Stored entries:
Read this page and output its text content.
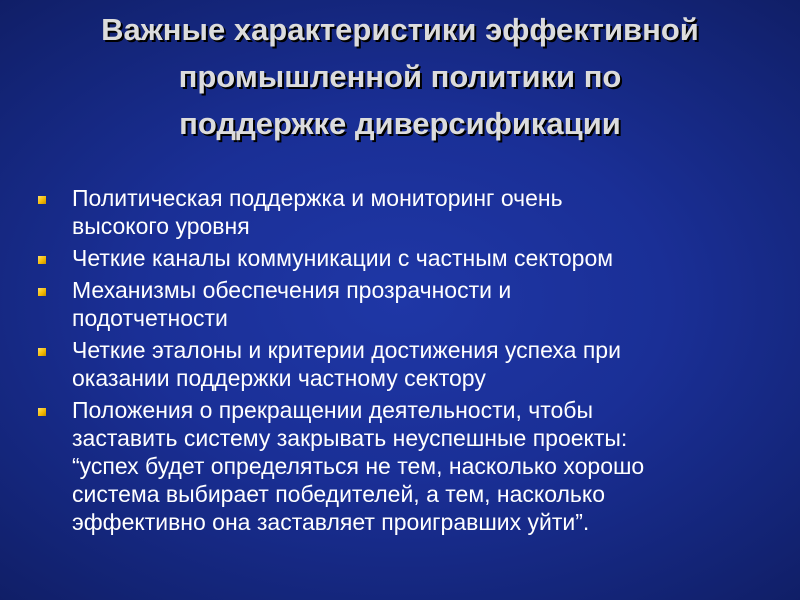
Важные характеристики эффективной
промышленной политики по
поддержке диверсификации
Политическая поддержка и мониторинг очень
высокого уровня
Четкие каналы коммуникации с частным сектором
Механизмы обеспечения прозрачности и
подотчетности
Четкие эталоны и критерии достижения успеха при
оказании поддержки частному сектору
Положения о прекращении деятельности, чтобы
заставить систему закрывать неуспешные проекты:
“успех будет определяться не тем, насколько хорошо
система выбирает победителей, а тем, насколько
эффективно она заставляет проигравших уйти”.
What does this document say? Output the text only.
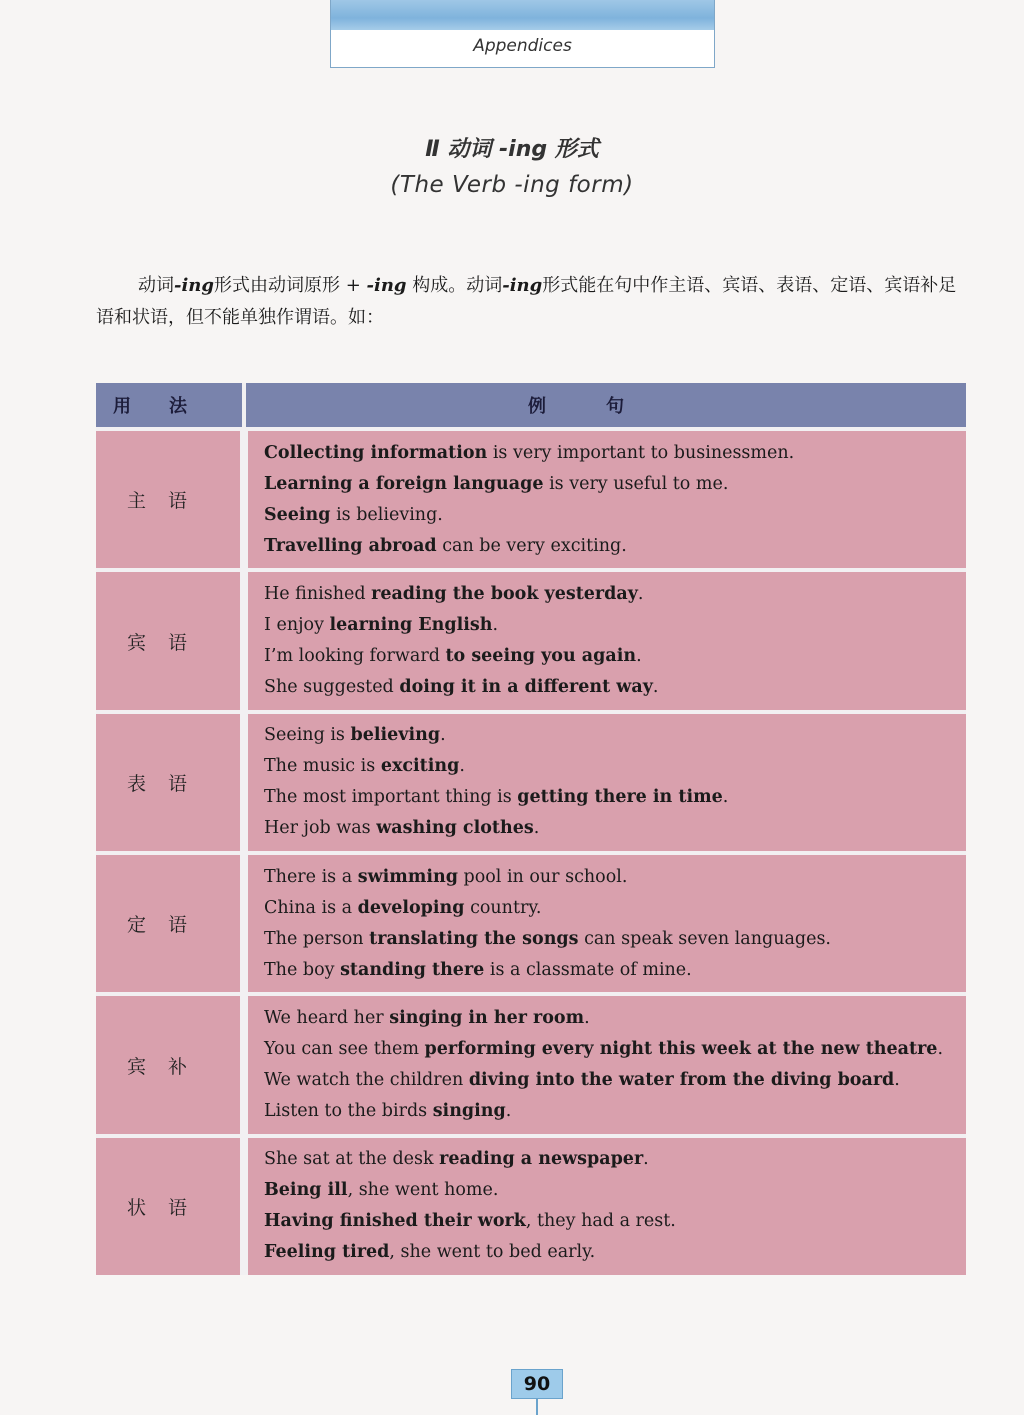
Appendices
Ⅱ 动词 -ing 形式
(The Verb -ing form)
动词-ing形式由动词原形 + -ing 构成。动词-ing形式能在句中作主语、宾语、表语、定语、宾语补足语和状语，但不能单独作谓语。如：
用法	例句
主语	Collecting information is very important to businessmen.
Learning a foreign language is very useful to me.
Seeing is believing.
Travelling abroad can be very exciting.

宾语	He finished reading the book yesterday.
I enjoy learning English.
I’m looking forward to seeing you again.
She suggested doing it in a different way.

表语	Seeing is believing.
The music is exciting.
The most important thing is getting there in time.
Her job was washing clothes.

定语	There is a swimming pool in our school.
China is a developing country.
The person translating the songs can speak seven languages.
The boy standing there is a classmate of mine.

宾补	We heard her singing in her room.
You can see them performing every night this week at the new theatre.
We watch the children diving into the water from the diving board.
Listen to the birds singing.

状语	She sat at the desk reading a newspaper.
Being ill, she went home.
Having finished their work, they had a rest.
Feeling tired, she went to bed early.
90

## Do this
Leave out the pictures and give the listing above again exactly.

## Answer for the task
Read this page and output its text content.
Важные характеристики эффективной
промышленной политики по
поддержке диверсификации
Политическая поддержка и мониторинг очень
высокого уровня
Четкие каналы коммуникации с частным сектором
Механизмы обеспечения прозрачности и
подотчетности
Четкие эталоны и критерии достижения успеха при
оказании поддержки частному сектору
Положения о прекращении деятельности, чтобы
заставить систему закрывать неуспешные проекты:
“успех будет определяться не тем, насколько хорошо
система выбирает победителей, а тем, насколько
эффективно она заставляет проигравших уйти”.
What does this document say? Output the text only.
Appendices
Ⅱ 动词 -ing 形式
(The Verb -ing form)
动词-ing形式由动词原形 + -ing 构成。动词-ing形式能在句中作主语、宾语、表语、定语、宾语补足语和状语，但不能单独作谓语。如：
用法	例句
主语	Collecting information is very important to businessmen.
Learning a foreign language is very useful to me.
Seeing is believing.
Travelling abroad can be very exciting.

宾语	He finished reading the book yesterday.
I enjoy learning English.
I’m looking forward to seeing you again.
She suggested doing it in a different way.

表语	Seeing is believing.
The music is exciting.
The most important thing is getting there in time.
Her job was washing clothes.

定语	There is a swimming pool in our school.
China is a developing country.
The person translating the songs can speak seven languages.
The boy standing there is a classmate of mine.

宾补	We heard her singing in her room.
You can see them performing every night this week at the new theatre.
We watch the children diving into the water from the diving board.
Listen to the birds singing.

状语	She sat at the desk reading a newspaper.
Being ill, she went home.
Having finished their work, they had a rest.
Feeling tired, she went to bed early.
90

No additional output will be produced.